* EXERCISE *
The required output consists solely of the lines from the line containing "What data populates" through the end of the records, copied exactly.

## Begin THE DATA

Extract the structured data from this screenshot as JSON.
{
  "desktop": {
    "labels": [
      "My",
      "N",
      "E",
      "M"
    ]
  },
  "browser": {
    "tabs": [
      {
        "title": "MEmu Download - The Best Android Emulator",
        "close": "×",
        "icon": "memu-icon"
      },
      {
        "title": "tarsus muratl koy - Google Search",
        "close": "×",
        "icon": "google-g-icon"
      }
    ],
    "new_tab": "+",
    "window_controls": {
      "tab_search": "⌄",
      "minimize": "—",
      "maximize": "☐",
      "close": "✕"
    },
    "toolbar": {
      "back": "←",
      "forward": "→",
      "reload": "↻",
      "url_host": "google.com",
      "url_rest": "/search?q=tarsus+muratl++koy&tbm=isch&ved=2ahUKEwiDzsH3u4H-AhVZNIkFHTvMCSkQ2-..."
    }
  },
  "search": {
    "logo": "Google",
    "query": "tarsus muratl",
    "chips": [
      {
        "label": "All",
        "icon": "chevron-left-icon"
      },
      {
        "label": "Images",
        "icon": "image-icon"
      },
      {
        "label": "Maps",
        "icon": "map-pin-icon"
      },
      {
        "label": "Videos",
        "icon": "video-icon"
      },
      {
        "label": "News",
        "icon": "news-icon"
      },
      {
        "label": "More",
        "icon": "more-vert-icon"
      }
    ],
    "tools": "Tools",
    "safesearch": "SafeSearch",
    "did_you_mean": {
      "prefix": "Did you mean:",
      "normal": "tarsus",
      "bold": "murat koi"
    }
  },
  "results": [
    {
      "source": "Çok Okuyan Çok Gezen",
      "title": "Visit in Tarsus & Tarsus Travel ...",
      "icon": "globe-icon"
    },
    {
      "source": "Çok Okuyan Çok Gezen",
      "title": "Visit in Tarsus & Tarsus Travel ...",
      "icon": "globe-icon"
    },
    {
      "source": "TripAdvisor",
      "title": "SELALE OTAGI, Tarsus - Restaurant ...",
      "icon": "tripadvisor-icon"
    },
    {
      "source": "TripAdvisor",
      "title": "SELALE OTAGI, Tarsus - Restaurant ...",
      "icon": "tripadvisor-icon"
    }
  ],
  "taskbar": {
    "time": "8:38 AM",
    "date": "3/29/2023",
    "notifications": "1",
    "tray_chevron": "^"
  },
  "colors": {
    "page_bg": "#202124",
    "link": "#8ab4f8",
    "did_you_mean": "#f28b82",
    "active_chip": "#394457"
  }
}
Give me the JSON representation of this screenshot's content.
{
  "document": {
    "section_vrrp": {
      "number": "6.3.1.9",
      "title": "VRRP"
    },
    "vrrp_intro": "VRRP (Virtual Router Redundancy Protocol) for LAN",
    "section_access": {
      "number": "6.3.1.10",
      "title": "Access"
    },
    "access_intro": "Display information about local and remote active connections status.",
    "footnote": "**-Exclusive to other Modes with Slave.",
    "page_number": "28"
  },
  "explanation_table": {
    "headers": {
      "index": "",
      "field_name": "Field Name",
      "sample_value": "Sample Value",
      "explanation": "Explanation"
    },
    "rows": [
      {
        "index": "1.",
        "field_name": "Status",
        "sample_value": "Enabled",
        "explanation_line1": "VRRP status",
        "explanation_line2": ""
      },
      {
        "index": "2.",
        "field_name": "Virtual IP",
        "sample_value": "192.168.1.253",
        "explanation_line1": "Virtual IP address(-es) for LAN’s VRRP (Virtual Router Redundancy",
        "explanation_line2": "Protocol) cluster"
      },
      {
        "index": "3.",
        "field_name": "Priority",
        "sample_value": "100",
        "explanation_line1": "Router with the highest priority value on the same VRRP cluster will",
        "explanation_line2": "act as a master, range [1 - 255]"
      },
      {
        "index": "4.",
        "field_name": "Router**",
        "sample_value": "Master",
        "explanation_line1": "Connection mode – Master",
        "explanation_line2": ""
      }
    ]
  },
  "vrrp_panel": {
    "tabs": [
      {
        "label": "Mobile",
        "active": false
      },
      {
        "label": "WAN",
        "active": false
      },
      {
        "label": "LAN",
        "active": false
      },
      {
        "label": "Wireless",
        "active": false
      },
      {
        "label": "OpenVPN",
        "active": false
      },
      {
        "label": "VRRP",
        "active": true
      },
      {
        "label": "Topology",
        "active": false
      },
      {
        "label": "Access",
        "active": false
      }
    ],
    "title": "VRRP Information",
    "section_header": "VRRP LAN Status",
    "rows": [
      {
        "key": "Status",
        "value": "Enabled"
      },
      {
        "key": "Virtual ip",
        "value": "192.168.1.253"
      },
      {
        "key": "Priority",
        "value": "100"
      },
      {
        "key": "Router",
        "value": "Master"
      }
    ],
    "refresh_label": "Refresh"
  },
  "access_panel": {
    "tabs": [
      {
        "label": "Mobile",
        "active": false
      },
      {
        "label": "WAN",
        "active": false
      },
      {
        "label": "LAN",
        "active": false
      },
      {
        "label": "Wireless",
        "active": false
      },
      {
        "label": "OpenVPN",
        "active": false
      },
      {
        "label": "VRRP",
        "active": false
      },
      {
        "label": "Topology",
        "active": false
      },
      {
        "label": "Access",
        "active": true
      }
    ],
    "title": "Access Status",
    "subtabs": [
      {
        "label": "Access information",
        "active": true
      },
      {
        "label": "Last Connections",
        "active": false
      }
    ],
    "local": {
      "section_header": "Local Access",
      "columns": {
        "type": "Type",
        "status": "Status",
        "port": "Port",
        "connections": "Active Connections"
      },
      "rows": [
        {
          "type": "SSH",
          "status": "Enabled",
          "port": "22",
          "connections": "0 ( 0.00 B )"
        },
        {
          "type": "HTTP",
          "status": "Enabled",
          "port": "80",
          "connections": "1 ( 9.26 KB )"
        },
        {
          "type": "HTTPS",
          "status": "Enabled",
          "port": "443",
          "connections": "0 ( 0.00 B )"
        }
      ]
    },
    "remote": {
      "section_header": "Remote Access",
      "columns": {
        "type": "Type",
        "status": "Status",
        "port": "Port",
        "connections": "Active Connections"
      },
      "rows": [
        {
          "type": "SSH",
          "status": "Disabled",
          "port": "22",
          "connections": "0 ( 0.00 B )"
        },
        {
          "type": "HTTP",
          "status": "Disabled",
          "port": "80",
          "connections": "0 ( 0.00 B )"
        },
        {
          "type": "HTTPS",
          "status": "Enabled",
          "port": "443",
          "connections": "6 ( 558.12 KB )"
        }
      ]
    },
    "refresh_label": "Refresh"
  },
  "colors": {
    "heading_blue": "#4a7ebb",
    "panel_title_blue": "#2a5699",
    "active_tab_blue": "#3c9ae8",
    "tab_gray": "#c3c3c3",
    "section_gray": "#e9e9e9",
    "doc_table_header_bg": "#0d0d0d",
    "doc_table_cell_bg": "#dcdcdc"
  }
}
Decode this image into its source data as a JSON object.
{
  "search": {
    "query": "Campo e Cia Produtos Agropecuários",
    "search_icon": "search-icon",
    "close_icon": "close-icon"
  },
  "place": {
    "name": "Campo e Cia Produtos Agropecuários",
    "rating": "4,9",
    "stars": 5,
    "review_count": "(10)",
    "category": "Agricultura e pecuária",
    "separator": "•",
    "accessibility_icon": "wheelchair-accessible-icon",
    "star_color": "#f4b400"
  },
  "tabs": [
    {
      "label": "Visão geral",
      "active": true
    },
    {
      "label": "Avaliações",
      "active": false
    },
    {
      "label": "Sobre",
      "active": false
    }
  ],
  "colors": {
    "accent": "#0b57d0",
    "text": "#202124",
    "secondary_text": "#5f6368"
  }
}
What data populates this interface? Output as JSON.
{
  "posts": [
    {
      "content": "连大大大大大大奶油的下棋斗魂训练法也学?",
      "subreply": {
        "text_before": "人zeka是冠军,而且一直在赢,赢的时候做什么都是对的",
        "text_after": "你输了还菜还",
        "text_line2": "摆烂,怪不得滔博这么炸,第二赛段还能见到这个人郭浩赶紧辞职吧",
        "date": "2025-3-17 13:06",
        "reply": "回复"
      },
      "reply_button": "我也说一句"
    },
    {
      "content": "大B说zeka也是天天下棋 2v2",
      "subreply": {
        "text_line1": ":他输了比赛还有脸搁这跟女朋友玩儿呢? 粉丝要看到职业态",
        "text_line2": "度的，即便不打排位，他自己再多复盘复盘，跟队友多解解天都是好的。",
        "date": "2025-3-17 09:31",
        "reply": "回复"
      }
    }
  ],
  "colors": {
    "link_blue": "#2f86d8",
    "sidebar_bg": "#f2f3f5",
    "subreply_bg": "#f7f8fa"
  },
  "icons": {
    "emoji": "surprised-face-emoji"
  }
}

## End THE DATA

* RESPONSE BELOW *
What data populates this interface? Output as JSON.
{
  "posts": [
    {
      "content": "连大大大大大大奶油的下棋斗魂训练法也学?",
      "subreply": {
        "text_before": "人zeka是冠军,而且一直在赢,赢的时候做什么都是对的",
        "text_after": "你输了还菜还",
        "text_line2": "摆烂,怪不得滔博这么炸,第二赛段还能见到这个人郭浩赶紧辞职吧",
        "date": "2025-3-17 13:06",
        "reply": "回复"
      },
      "reply_button": "我也说一句"
    },
    {
      "content": "大B说zeka也是天天下棋 2v2",
      "subreply": {
        "text_line1": ":他输了比赛还有脸搁这跟女朋友玩儿呢? 粉丝要看到职业态",
        "text_line2": "度的，即便不打排位，他自己再多复盘复盘，跟队友多解解天都是好的。",
        "date": "2025-3-17 09:31",
        "reply": "回复"
      }
    }
  ],
  "colors": {
    "link_blue": "#2f86d8",
    "sidebar_bg": "#f2f3f5",
    "subreply_bg": "#f7f8fa"
  },
  "icons": {
    "emoji": "surprised-face-emoji"
  }
}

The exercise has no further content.